▸ Work required
Restate each entry word for word, leaving nothing out.

(Items from a figure collection)
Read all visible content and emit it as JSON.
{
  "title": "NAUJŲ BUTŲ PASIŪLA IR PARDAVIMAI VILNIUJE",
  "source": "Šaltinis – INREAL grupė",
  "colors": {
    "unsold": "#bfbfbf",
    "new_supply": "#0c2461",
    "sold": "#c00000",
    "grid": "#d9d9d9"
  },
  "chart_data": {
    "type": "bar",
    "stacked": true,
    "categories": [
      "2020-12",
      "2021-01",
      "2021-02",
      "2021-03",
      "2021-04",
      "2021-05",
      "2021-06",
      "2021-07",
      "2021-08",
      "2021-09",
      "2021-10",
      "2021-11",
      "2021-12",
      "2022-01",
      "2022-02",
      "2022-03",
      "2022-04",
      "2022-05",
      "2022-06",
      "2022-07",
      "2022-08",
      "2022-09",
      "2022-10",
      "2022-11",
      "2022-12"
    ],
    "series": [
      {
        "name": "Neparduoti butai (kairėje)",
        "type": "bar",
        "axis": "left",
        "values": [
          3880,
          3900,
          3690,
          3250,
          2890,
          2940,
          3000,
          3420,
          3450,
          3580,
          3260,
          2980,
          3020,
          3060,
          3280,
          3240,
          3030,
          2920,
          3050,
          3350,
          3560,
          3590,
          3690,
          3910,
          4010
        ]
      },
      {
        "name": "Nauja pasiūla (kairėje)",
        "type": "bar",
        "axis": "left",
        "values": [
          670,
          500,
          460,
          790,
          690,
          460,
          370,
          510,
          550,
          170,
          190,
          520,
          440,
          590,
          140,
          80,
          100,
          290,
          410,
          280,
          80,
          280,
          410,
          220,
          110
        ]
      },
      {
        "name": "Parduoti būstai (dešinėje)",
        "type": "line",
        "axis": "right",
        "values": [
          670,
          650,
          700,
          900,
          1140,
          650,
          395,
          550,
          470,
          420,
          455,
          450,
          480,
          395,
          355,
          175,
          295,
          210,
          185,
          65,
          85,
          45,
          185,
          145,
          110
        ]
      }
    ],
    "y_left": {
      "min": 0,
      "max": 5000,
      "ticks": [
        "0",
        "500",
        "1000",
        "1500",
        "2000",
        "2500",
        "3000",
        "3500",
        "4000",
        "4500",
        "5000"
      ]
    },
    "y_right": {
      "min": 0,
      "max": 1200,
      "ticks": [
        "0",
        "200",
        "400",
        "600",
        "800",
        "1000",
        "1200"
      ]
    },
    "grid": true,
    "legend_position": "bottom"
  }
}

▸ Solution to this problem
Read all visible content and emit it as JSON.
{
  "title": "NAUJŲ BUTŲ PASIŪLA IR PARDAVIMAI VILNIUJE",
  "source": "Šaltinis – INREAL grupė",
  "colors": {
    "unsold": "#bfbfbf",
    "new_supply": "#0c2461",
    "sold": "#c00000",
    "grid": "#d9d9d9"
  },
  "chart_data": {
    "type": "bar",
    "stacked": true,
    "categories": [
      "2020-12",
      "2021-01",
      "2021-02",
      "2021-03",
      "2021-04",
      "2021-05",
      "2021-06",
      "2021-07",
      "2021-08",
      "2021-09",
      "2021-10",
      "2021-11",
      "2021-12",
      "2022-01",
      "2022-02",
      "2022-03",
      "2022-04",
      "2022-05",
      "2022-06",
      "2022-07",
      "2022-08",
      "2022-09",
      "2022-10",
      "2022-11",
      "2022-12"
    ],
    "series": [
      {
        "name": "Neparduoti butai (kairėje)",
        "type": "bar",
        "axis": "left",
        "values": [
          3880,
          3900,
          3690,
          3250,
          2890,
          2940,
          3000,
          3420,
          3450,
          3580,
          3260,
          2980,
          3020,
          3060,
          3280,
          3240,
          3030,
          2920,
          3050,
          3350,
          3560,
          3590,
          3690,
          3910,
          4010
        ]
      },
      {
        "name": "Nauja pasiūla (kairėje)",
        "type": "bar",
        "axis": "left",
        "values": [
          670,
          500,
          460,
          790,
          690,
          460,
          370,
          510,
          550,
          170,
          190,
          520,
          440,
          590,
          140,
          80,
          100,
          290,
          410,
          280,
          80,
          280,
          410,
          220,
          110
        ]
      },
      {
        "name": "Parduoti būstai (dešinėje)",
        "type": "line",
        "axis": "right",
        "values": [
          670,
          650,
          700,
          900,
          1140,
          650,
          395,
          550,
          470,
          420,
          455,
          450,
          480,
          395,
          355,
          175,
          295,
          210,
          185,
          65,
          85,
          45,
          185,
          145,
          110
        ]
      }
    ],
    "y_left": {
      "min": 0,
      "max": 5000,
      "ticks": [
        "0",
        "500",
        "1000",
        "1500",
        "2000",
        "2500",
        "3000",
        "3500",
        "4000",
        "4500",
        "5000"
      ]
    },
    "y_right": {
      "min": 0,
      "max": 1200,
      "ticks": [
        "0",
        "200",
        "400",
        "600",
        "800",
        "1000",
        "1200"
      ]
    },
    "grid": true,
    "legend_position": "bottom"
  }
}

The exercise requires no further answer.